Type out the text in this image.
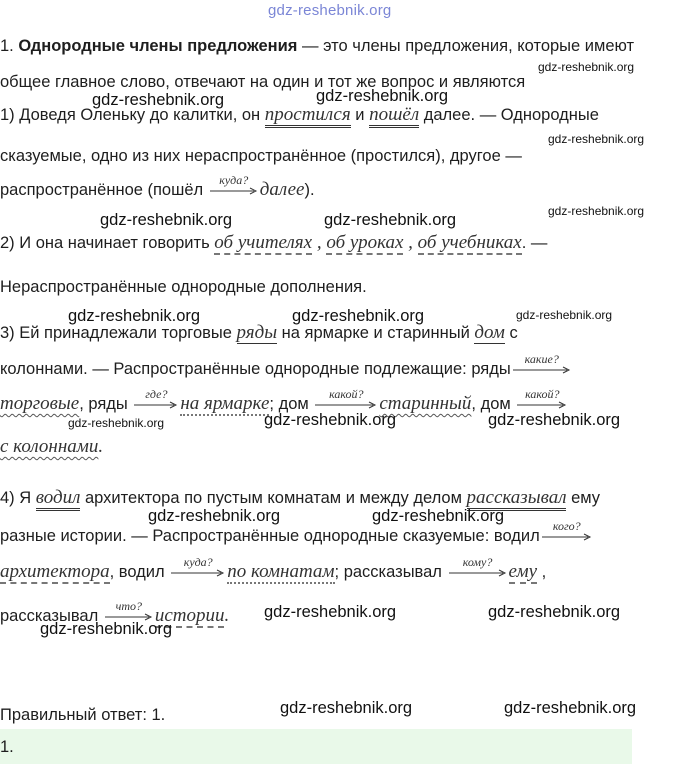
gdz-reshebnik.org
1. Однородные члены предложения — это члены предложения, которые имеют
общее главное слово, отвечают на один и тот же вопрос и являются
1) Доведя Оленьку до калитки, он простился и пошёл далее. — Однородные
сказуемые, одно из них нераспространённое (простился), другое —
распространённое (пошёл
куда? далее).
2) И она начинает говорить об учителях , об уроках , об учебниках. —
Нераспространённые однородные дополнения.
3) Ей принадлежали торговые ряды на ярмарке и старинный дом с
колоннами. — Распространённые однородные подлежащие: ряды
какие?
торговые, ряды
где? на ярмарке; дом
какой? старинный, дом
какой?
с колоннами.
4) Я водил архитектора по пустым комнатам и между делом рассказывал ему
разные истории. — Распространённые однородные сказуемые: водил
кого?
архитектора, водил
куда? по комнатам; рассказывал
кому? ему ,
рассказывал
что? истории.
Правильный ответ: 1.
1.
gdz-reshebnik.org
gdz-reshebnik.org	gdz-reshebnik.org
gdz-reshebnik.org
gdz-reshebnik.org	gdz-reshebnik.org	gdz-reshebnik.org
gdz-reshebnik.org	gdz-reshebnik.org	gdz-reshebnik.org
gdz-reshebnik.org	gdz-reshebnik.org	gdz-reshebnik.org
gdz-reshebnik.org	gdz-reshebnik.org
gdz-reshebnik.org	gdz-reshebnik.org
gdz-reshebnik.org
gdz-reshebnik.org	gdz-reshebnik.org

...

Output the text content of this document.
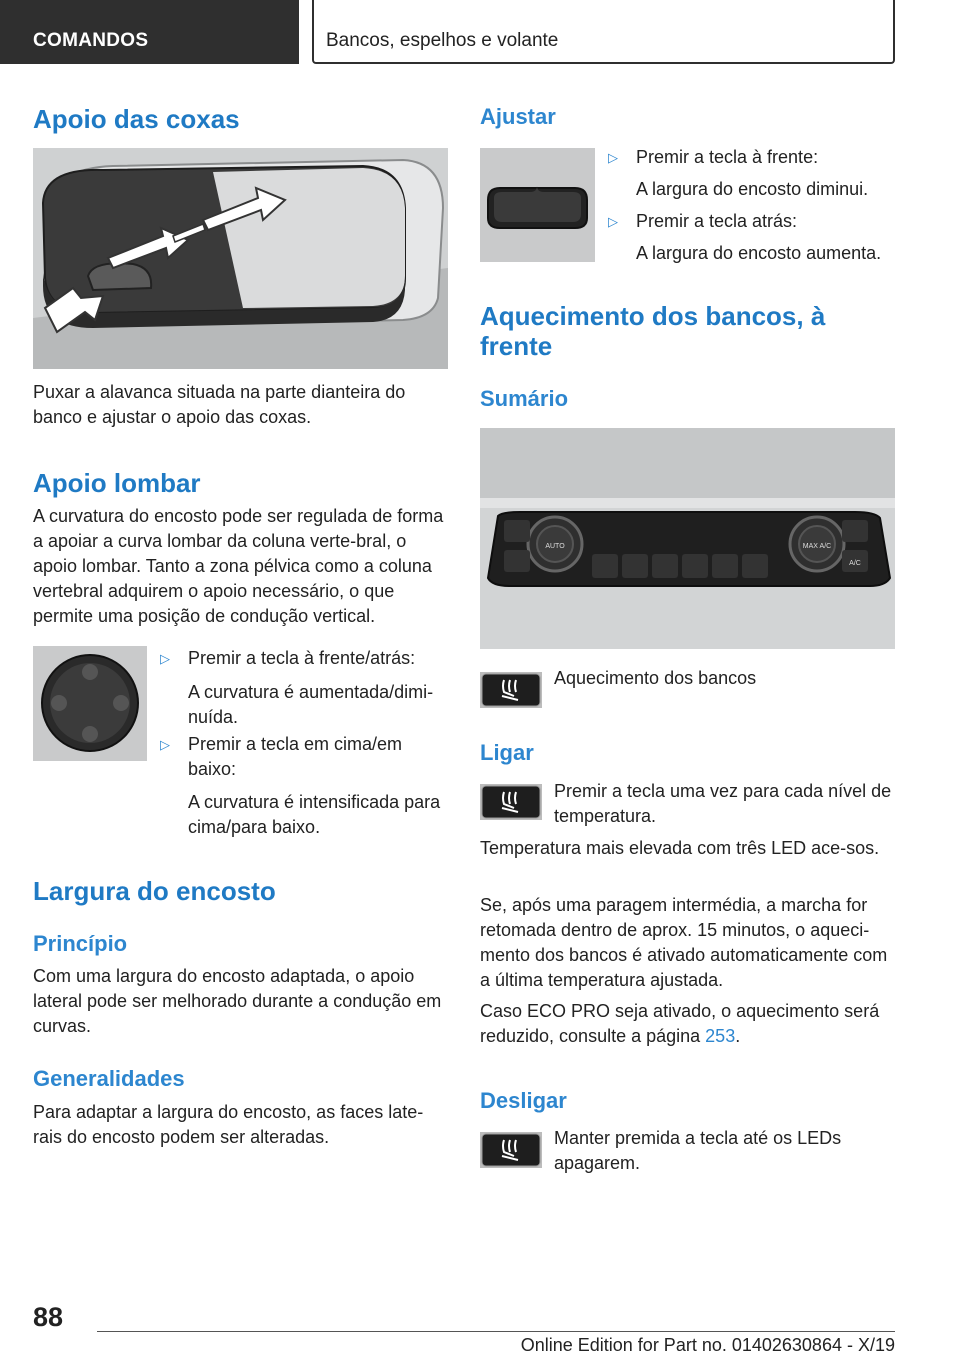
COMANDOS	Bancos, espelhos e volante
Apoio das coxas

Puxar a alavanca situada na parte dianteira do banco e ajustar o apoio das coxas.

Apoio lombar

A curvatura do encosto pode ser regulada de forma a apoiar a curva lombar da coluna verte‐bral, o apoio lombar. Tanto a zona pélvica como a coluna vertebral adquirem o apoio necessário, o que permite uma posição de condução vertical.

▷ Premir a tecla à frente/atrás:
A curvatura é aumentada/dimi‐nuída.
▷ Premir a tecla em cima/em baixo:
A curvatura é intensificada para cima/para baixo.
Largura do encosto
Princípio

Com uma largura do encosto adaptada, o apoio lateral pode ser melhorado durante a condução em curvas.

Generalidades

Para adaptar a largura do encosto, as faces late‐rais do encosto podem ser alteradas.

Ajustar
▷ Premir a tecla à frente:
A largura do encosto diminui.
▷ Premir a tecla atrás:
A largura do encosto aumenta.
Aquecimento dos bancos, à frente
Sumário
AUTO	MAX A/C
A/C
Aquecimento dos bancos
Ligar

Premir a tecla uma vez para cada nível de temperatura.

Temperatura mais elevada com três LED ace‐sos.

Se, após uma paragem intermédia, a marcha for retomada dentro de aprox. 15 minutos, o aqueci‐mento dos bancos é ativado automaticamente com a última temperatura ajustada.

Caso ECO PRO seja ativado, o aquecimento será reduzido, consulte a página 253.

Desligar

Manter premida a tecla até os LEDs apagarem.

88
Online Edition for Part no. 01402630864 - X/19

**EXERCISE INSTRUCTIONS:** Locate each line containing the string "frente" and show it.

**SOLUTION TO THIS EXERCISE:**
▷ Premir a tecla à frente/atrás:
▷ Premir a tecla à frente:
Aquecimento dos bancos, à frente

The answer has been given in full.